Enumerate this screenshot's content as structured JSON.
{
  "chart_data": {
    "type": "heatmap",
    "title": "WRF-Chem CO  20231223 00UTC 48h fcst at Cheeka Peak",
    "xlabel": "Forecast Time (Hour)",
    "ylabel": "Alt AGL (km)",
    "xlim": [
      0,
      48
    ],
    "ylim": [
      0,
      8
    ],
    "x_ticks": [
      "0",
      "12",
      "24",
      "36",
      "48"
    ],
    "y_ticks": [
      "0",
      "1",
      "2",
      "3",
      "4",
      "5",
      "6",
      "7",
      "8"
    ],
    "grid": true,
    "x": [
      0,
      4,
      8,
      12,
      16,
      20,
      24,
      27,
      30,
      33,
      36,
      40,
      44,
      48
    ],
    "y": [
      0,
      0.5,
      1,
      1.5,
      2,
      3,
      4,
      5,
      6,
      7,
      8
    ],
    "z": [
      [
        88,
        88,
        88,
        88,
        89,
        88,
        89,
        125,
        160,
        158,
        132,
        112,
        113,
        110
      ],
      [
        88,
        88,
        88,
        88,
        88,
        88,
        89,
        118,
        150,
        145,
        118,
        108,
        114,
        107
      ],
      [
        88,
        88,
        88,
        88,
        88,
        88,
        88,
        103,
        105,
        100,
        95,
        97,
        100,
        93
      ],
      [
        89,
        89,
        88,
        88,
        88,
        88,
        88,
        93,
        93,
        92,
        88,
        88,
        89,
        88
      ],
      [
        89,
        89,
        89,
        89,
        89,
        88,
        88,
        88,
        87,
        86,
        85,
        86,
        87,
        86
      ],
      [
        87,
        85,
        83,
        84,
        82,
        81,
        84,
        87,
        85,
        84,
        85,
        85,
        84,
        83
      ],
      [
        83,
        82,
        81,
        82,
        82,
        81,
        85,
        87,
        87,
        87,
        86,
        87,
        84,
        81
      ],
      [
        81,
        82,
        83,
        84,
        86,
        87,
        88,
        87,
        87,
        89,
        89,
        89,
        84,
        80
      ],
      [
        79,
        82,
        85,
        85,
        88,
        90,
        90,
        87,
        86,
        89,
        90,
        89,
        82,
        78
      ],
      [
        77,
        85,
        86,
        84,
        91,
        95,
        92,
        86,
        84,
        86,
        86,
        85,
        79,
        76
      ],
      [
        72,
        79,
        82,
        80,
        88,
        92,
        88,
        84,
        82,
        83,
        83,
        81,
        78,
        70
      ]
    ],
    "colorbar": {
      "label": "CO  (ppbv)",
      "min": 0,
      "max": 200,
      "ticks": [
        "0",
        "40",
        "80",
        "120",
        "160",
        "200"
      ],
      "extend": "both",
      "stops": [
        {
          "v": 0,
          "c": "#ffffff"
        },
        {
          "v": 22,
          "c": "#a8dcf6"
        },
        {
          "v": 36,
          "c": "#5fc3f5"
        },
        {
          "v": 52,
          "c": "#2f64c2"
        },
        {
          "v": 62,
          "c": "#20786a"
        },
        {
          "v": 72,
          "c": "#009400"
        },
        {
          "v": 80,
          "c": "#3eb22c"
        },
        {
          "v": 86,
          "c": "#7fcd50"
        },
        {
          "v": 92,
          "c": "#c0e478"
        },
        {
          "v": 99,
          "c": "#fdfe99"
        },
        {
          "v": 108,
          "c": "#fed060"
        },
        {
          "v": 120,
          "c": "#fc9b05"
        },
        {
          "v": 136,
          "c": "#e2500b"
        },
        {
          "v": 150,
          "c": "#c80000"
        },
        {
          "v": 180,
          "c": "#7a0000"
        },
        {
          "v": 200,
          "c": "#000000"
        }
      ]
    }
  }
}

......

What this task involves:
The records above should be duplicated in full, exactly as given.

Final result:
Enumerate this screenshot's content as structured JSON.
{
  "chart_data": {
    "type": "heatmap",
    "title": "WRF-Chem CO  20231223 00UTC 48h fcst at Cheeka Peak",
    "xlabel": "Forecast Time (Hour)",
    "ylabel": "Alt AGL (km)",
    "xlim": [
      0,
      48
    ],
    "ylim": [
      0,
      8
    ],
    "x_ticks": [
      "0",
      "12",
      "24",
      "36",
      "48"
    ],
    "y_ticks": [
      "0",
      "1",
      "2",
      "3",
      "4",
      "5",
      "6",
      "7",
      "8"
    ],
    "grid": true,
    "x": [
      0,
      4,
      8,
      12,
      16,
      20,
      24,
      27,
      30,
      33,
      36,
      40,
      44,
      48
    ],
    "y": [
      0,
      0.5,
      1,
      1.5,
      2,
      3,
      4,
      5,
      6,
      7,
      8
    ],
    "z": [
      [
        88,
        88,
        88,
        88,
        89,
        88,
        89,
        125,
        160,
        158,
        132,
        112,
        113,
        110
      ],
      [
        88,
        88,
        88,
        88,
        88,
        88,
        89,
        118,
        150,
        145,
        118,
        108,
        114,
        107
      ],
      [
        88,
        88,
        88,
        88,
        88,
        88,
        88,
        103,
        105,
        100,
        95,
        97,
        100,
        93
      ],
      [
        89,
        89,
        88,
        88,
        88,
        88,
        88,
        93,
        93,
        92,
        88,
        88,
        89,
        88
      ],
      [
        89,
        89,
        89,
        89,
        89,
        88,
        88,
        88,
        87,
        86,
        85,
        86,
        87,
        86
      ],
      [
        87,
        85,
        83,
        84,
        82,
        81,
        84,
        87,
        85,
        84,
        85,
        85,
        84,
        83
      ],
      [
        83,
        82,
        81,
        82,
        82,
        81,
        85,
        87,
        87,
        87,
        86,
        87,
        84,
        81
      ],
      [
        81,
        82,
        83,
        84,
        86,
        87,
        88,
        87,
        87,
        89,
        89,
        89,
        84,
        80
      ],
      [
        79,
        82,
        85,
        85,
        88,
        90,
        90,
        87,
        86,
        89,
        90,
        89,
        82,
        78
      ],
      [
        77,
        85,
        86,
        84,
        91,
        95,
        92,
        86,
        84,
        86,
        86,
        85,
        79,
        76
      ],
      [
        72,
        79,
        82,
        80,
        88,
        92,
        88,
        84,
        82,
        83,
        83,
        81,
        78,
        70
      ]
    ],
    "colorbar": {
      "label": "CO  (ppbv)",
      "min": 0,
      "max": 200,
      "ticks": [
        "0",
        "40",
        "80",
        "120",
        "160",
        "200"
      ],
      "extend": "both",
      "stops": [
        {
          "v": 0,
          "c": "#ffffff"
        },
        {
          "v": 22,
          "c": "#a8dcf6"
        },
        {
          "v": 36,
          "c": "#5fc3f5"
        },
        {
          "v": 52,
          "c": "#2f64c2"
        },
        {
          "v": 62,
          "c": "#20786a"
        },
        {
          "v": 72,
          "c": "#009400"
        },
        {
          "v": 80,
          "c": "#3eb22c"
        },
        {
          "v": 86,
          "c": "#7fcd50"
        },
        {
          "v": 92,
          "c": "#c0e478"
        },
        {
          "v": 99,
          "c": "#fdfe99"
        },
        {
          "v": 108,
          "c": "#fed060"
        },
        {
          "v": 120,
          "c": "#fc9b05"
        },
        {
          "v": 136,
          "c": "#e2500b"
        },
        {
          "v": 150,
          "c": "#c80000"
        },
        {
          "v": 180,
          "c": "#7a0000"
        },
        {
          "v": 200,
          "c": "#000000"
        }
      ]
    }
  }
}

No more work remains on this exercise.